§ WHAT IS BEING ASKED: Beneath this sentence is a set of records; write each of them out exactly.

+++ RECORD EXTRACTS +++

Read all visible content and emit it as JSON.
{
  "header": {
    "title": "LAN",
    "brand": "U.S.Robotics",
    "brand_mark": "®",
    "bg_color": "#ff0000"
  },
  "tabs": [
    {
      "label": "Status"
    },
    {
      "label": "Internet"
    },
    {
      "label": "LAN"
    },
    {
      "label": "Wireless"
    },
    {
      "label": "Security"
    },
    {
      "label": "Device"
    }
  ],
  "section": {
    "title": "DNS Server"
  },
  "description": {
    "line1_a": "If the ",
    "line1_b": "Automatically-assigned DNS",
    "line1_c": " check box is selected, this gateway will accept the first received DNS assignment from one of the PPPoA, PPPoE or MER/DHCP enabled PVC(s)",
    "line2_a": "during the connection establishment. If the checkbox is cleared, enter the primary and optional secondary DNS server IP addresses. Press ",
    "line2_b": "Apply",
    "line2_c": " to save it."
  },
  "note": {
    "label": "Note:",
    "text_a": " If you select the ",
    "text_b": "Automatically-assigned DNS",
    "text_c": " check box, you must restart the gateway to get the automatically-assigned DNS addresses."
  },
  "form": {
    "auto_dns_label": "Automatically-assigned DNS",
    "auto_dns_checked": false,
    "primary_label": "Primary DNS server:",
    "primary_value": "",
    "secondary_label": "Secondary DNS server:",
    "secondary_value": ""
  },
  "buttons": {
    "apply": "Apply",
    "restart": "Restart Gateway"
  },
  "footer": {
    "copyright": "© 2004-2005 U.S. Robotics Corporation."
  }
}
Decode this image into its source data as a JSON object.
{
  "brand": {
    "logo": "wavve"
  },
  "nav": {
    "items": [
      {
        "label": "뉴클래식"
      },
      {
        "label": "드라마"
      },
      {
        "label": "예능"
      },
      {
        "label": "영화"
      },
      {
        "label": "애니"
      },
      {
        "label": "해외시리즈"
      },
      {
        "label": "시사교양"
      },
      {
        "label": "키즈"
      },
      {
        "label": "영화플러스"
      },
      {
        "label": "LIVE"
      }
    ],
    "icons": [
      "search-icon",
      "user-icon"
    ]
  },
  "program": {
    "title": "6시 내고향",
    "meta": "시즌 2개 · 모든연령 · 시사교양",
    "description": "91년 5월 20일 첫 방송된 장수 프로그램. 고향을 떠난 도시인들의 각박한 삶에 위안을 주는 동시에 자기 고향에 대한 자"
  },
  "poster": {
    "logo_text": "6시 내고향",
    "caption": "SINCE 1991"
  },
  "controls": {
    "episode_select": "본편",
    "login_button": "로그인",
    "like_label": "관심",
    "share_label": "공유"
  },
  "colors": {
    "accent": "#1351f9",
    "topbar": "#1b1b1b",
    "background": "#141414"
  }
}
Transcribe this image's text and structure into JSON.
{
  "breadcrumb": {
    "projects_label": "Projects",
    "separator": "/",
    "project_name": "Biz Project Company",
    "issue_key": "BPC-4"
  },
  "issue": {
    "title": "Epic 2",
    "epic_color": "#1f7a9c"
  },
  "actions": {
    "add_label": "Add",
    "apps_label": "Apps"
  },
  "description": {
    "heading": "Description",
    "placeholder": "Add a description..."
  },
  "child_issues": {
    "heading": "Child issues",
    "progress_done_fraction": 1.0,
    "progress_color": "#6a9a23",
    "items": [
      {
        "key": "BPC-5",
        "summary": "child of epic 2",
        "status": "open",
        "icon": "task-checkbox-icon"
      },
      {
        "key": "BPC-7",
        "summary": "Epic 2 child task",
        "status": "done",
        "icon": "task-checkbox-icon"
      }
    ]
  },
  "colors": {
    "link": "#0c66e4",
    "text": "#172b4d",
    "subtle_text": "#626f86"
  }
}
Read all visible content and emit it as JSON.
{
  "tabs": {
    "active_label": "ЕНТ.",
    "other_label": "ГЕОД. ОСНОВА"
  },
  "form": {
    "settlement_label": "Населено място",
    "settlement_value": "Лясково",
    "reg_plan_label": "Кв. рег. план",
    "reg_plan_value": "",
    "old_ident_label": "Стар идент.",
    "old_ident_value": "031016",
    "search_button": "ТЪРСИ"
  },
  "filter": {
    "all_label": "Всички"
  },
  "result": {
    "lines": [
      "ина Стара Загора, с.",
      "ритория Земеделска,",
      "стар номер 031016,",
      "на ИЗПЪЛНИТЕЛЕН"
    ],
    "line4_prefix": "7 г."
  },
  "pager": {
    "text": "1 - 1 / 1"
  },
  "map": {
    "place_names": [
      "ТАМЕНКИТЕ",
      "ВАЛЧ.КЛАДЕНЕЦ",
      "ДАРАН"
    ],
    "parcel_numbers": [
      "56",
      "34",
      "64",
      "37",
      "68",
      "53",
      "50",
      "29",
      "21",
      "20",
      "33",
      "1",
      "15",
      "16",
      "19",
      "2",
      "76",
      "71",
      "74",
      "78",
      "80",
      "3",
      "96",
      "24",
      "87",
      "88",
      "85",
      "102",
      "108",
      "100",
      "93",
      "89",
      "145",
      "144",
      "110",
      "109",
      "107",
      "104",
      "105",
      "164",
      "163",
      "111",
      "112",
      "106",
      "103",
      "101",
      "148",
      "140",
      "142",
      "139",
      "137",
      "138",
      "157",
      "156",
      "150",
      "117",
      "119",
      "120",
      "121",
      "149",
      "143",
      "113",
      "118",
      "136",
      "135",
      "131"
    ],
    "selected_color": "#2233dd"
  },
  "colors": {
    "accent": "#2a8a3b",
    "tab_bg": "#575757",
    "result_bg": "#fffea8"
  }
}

+++

§ TASK RESPONSE:
Read all visible content and emit it as JSON.
{
  "header": {
    "title": "LAN",
    "brand": "U.S.Robotics",
    "brand_mark": "®",
    "bg_color": "#ff0000"
  },
  "tabs": [
    {
      "label": "Status"
    },
    {
      "label": "Internet"
    },
    {
      "label": "LAN"
    },
    {
      "label": "Wireless"
    },
    {
      "label": "Security"
    },
    {
      "label": "Device"
    }
  ],
  "section": {
    "title": "DNS Server"
  },
  "description": {
    "line1_a": "If the ",
    "line1_b": "Automatically-assigned DNS",
    "line1_c": " check box is selected, this gateway will accept the first received DNS assignment from one of the PPPoA, PPPoE or MER/DHCP enabled PVC(s)",
    "line2_a": "during the connection establishment. If the checkbox is cleared, enter the primary and optional secondary DNS server IP addresses. Press ",
    "line2_b": "Apply",
    "line2_c": " to save it."
  },
  "note": {
    "label": "Note:",
    "text_a": " If you select the ",
    "text_b": "Automatically-assigned DNS",
    "text_c": " check box, you must restart the gateway to get the automatically-assigned DNS addresses."
  },
  "form": {
    "auto_dns_label": "Automatically-assigned DNS",
    "auto_dns_checked": false,
    "primary_label": "Primary DNS server:",
    "primary_value": "",
    "secondary_label": "Secondary DNS server:",
    "secondary_value": ""
  },
  "buttons": {
    "apply": "Apply",
    "restart": "Restart Gateway"
  },
  "footer": {
    "copyright": "© 2004-2005 U.S. Robotics Corporation."
  }
}
Decode this image into its source data as a JSON object.
{
  "brand": {
    "logo": "wavve"
  },
  "nav": {
    "items": [
      {
        "label": "뉴클래식"
      },
      {
        "label": "드라마"
      },
      {
        "label": "예능"
      },
      {
        "label": "영화"
      },
      {
        "label": "애니"
      },
      {
        "label": "해외시리즈"
      },
      {
        "label": "시사교양"
      },
      {
        "label": "키즈"
      },
      {
        "label": "영화플러스"
      },
      {
        "label": "LIVE"
      }
    ],
    "icons": [
      "search-icon",
      "user-icon"
    ]
  },
  "program": {
    "title": "6시 내고향",
    "meta": "시즌 2개 · 모든연령 · 시사교양",
    "description": "91년 5월 20일 첫 방송된 장수 프로그램. 고향을 떠난 도시인들의 각박한 삶에 위안을 주는 동시에 자기 고향에 대한 자"
  },
  "poster": {
    "logo_text": "6시 내고향",
    "caption": "SINCE 1991"
  },
  "controls": {
    "episode_select": "본편",
    "login_button": "로그인",
    "like_label": "관심",
    "share_label": "공유"
  },
  "colors": {
    "accent": "#1351f9",
    "topbar": "#1b1b1b",
    "background": "#141414"
  }
}
Transcribe this image's text and structure into JSON.
{
  "breadcrumb": {
    "projects_label": "Projects",
    "separator": "/",
    "project_name": "Biz Project Company",
    "issue_key": "BPC-4"
  },
  "issue": {
    "title": "Epic 2",
    "epic_color": "#1f7a9c"
  },
  "actions": {
    "add_label": "Add",
    "apps_label": "Apps"
  },
  "description": {
    "heading": "Description",
    "placeholder": "Add a description..."
  },
  "child_issues": {
    "heading": "Child issues",
    "progress_done_fraction": 1.0,
    "progress_color": "#6a9a23",
    "items": [
      {
        "key": "BPC-5",
        "summary": "child of epic 2",
        "status": "open",
        "icon": "task-checkbox-icon"
      },
      {
        "key": "BPC-7",
        "summary": "Epic 2 child task",
        "status": "done",
        "icon": "task-checkbox-icon"
      }
    ]
  },
  "colors": {
    "link": "#0c66e4",
    "text": "#172b4d",
    "subtle_text": "#626f86"
  }
}
Read all visible content and emit it as JSON.
{
  "tabs": {
    "active_label": "ЕНТ.",
    "other_label": "ГЕОД. ОСНОВА"
  },
  "form": {
    "settlement_label": "Населено място",
    "settlement_value": "Лясково",
    "reg_plan_label": "Кв. рег. план",
    "reg_plan_value": "",
    "old_ident_label": "Стар идент.",
    "old_ident_value": "031016",
    "search_button": "ТЪРСИ"
  },
  "filter": {
    "all_label": "Всички"
  },
  "result": {
    "lines": [
      "ина Стара Загора, с.",
      "ритория Земеделска,",
      "стар номер 031016,",
      "на ИЗПЪЛНИТЕЛЕН"
    ],
    "line4_prefix": "7 г."
  },
  "pager": {
    "text": "1 - 1 / 1"
  },
  "map": {
    "place_names": [
      "ТАМЕНКИТЕ",
      "ВАЛЧ.КЛАДЕНЕЦ",
      "ДАРАН"
    ],
    "parcel_numbers": [
      "56",
      "34",
      "64",
      "37",
      "68",
      "53",
      "50",
      "29",
      "21",
      "20",
      "33",
      "1",
      "15",
      "16",
      "19",
      "2",
      "76",
      "71",
      "74",
      "78",
      "80",
      "3",
      "96",
      "24",
      "87",
      "88",
      "85",
      "102",
      "108",
      "100",
      "93",
      "89",
      "145",
      "144",
      "110",
      "109",
      "107",
      "104",
      "105",
      "164",
      "163",
      "111",
      "112",
      "106",
      "103",
      "101",
      "148",
      "140",
      "142",
      "139",
      "137",
      "138",
      "157",
      "156",
      "150",
      "117",
      "119",
      "120",
      "121",
      "149",
      "143",
      "113",
      "118",
      "136",
      "135",
      "131"
    ],
    "selected_color": "#2233dd"
  },
  "colors": {
    "accent": "#2a8a3b",
    "tab_bg": "#575757",
    "result_bg": "#fffea8"
  }
}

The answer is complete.